GOAL
Filter the records below down to lines containing "JSON".

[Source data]
▽

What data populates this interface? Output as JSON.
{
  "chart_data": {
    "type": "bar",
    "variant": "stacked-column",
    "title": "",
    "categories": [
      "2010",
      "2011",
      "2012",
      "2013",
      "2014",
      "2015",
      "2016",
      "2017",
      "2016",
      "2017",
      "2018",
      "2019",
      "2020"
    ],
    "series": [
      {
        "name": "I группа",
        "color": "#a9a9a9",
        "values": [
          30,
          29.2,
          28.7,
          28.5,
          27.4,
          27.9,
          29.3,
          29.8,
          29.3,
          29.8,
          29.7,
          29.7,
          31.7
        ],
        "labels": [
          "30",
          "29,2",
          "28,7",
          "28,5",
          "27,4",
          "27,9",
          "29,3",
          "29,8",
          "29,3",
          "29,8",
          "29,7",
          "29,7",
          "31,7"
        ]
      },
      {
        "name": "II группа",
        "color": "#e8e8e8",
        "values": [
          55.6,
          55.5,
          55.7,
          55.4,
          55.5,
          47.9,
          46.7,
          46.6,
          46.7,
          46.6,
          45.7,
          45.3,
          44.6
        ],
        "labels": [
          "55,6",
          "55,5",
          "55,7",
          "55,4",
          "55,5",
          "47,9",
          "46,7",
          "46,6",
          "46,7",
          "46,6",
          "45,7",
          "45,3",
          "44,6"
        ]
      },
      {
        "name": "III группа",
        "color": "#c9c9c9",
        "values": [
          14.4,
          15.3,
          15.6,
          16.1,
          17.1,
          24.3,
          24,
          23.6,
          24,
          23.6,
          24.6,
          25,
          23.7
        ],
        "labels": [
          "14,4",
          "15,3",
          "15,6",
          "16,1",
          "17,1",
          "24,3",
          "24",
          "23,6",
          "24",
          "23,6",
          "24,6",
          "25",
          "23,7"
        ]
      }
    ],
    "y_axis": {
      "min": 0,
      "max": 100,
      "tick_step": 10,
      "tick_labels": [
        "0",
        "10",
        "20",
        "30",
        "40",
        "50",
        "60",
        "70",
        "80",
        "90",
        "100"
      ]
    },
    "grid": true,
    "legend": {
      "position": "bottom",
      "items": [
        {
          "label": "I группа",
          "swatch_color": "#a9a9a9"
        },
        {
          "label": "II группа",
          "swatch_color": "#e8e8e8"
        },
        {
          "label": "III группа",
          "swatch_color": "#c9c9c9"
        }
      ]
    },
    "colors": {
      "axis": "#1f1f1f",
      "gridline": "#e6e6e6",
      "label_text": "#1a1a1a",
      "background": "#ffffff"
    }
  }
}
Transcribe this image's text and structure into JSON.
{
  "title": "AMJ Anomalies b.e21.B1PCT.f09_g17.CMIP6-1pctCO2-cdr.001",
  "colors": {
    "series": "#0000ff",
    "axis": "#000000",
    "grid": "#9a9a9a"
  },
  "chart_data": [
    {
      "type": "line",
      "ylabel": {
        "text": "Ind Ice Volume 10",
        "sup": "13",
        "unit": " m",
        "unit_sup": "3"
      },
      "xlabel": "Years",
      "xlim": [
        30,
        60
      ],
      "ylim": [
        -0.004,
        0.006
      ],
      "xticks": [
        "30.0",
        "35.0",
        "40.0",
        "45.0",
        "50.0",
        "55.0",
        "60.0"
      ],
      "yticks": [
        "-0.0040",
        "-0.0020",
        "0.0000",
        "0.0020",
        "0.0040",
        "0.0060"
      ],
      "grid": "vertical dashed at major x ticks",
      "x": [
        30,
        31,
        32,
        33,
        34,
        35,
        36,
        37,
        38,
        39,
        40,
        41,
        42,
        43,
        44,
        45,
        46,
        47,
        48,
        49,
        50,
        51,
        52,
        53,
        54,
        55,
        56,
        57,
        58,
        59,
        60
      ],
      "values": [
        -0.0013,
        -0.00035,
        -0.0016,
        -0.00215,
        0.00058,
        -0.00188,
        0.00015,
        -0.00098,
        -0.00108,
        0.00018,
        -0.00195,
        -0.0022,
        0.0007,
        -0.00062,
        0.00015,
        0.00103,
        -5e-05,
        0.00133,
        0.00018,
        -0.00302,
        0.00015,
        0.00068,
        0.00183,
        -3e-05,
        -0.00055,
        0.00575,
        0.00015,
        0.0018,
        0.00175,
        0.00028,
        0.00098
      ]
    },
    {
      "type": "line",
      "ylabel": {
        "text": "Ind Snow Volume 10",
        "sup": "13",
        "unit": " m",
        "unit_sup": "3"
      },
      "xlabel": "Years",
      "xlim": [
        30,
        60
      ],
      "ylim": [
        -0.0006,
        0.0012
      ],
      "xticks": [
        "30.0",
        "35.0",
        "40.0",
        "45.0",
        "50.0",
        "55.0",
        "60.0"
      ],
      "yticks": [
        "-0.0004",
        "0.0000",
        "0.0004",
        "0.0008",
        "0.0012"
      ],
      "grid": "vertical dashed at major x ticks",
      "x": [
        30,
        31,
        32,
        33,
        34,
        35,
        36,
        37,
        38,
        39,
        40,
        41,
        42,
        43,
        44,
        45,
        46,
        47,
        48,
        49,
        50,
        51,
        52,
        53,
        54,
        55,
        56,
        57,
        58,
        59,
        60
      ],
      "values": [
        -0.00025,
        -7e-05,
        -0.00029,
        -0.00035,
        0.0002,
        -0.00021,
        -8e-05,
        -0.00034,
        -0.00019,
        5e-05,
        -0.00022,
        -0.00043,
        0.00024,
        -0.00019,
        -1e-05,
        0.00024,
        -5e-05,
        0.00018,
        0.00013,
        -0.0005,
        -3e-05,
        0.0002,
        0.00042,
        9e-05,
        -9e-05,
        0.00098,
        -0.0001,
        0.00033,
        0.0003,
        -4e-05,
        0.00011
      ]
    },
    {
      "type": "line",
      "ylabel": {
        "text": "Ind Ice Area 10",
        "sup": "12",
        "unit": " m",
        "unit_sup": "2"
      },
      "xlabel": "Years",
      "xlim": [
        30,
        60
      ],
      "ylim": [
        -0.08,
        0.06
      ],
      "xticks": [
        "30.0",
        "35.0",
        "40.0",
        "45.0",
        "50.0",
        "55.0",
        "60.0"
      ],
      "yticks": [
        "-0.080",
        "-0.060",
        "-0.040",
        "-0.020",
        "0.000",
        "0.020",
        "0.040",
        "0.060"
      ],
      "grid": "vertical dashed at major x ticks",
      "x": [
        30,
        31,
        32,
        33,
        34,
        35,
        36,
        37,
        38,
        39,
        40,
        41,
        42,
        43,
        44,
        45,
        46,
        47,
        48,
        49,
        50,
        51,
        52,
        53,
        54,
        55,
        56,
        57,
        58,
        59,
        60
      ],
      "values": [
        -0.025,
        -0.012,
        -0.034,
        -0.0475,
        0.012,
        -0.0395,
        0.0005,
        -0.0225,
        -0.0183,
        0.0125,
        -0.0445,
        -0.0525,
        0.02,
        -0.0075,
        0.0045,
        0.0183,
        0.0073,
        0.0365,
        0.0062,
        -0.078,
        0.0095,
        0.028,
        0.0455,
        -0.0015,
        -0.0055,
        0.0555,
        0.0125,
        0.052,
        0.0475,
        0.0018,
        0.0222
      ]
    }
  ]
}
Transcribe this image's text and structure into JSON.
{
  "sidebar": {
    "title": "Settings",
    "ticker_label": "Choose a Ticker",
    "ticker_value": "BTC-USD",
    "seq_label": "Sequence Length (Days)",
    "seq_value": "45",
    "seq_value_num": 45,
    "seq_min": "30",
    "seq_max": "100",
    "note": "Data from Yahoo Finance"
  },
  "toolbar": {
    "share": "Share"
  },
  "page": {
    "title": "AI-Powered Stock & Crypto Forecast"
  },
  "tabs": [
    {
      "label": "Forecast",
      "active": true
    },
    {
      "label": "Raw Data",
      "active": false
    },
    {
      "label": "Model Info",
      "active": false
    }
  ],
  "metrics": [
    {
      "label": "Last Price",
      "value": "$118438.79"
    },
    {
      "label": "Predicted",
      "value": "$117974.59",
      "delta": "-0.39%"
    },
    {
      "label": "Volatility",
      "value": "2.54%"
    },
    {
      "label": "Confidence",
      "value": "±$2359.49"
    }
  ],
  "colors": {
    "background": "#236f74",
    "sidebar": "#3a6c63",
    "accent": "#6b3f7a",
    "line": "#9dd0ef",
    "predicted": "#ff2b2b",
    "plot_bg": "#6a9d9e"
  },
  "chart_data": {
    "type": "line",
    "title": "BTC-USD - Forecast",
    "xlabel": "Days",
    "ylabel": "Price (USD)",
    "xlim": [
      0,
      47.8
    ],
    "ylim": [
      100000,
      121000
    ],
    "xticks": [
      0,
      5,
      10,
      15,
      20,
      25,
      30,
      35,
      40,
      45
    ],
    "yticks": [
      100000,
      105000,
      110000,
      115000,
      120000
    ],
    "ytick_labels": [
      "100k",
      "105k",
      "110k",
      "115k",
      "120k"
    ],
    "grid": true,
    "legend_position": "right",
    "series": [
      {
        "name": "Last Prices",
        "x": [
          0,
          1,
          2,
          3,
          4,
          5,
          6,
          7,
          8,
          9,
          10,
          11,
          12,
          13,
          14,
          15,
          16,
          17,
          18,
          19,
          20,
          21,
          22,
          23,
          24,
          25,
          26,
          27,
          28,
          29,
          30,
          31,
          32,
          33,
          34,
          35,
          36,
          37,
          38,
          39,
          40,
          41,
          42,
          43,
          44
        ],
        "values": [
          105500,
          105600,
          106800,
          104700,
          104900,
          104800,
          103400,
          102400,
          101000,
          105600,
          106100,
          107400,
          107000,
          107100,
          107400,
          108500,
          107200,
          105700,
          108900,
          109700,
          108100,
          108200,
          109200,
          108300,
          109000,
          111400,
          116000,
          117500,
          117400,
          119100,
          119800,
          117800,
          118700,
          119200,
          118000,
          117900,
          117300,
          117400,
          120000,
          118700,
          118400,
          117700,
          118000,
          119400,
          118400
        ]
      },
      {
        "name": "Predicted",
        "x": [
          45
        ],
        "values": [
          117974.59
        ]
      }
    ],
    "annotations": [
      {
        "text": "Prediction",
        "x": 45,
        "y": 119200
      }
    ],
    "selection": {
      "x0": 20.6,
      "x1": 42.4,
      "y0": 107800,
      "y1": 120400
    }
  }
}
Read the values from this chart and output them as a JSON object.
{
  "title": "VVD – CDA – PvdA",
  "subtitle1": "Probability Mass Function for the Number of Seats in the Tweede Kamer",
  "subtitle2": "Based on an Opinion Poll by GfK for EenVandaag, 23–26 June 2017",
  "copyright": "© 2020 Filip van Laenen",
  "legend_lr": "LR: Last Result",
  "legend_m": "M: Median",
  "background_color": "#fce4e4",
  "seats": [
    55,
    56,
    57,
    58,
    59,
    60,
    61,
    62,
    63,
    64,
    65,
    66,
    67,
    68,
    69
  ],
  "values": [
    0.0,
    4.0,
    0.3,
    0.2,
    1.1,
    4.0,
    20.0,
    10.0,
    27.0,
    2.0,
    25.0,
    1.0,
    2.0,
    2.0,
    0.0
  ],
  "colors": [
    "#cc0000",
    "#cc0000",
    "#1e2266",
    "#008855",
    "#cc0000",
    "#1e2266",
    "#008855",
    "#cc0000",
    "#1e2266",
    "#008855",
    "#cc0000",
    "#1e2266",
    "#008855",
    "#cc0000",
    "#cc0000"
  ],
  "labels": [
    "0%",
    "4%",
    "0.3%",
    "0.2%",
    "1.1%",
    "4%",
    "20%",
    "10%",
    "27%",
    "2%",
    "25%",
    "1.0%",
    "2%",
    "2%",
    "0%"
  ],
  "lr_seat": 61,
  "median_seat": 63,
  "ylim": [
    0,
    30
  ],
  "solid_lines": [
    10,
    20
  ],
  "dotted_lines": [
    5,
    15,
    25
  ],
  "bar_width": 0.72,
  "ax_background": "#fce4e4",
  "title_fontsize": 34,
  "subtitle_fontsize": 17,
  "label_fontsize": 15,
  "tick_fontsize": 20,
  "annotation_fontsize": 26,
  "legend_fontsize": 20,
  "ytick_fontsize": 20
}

△

ANSWER TO THE TASK
What data populates this interface? Output as JSON.
Transcribe this image's text and structure into JSON.
Transcribe this image's text and structure into JSON.
Read the values from this chart and output them as a JSON object.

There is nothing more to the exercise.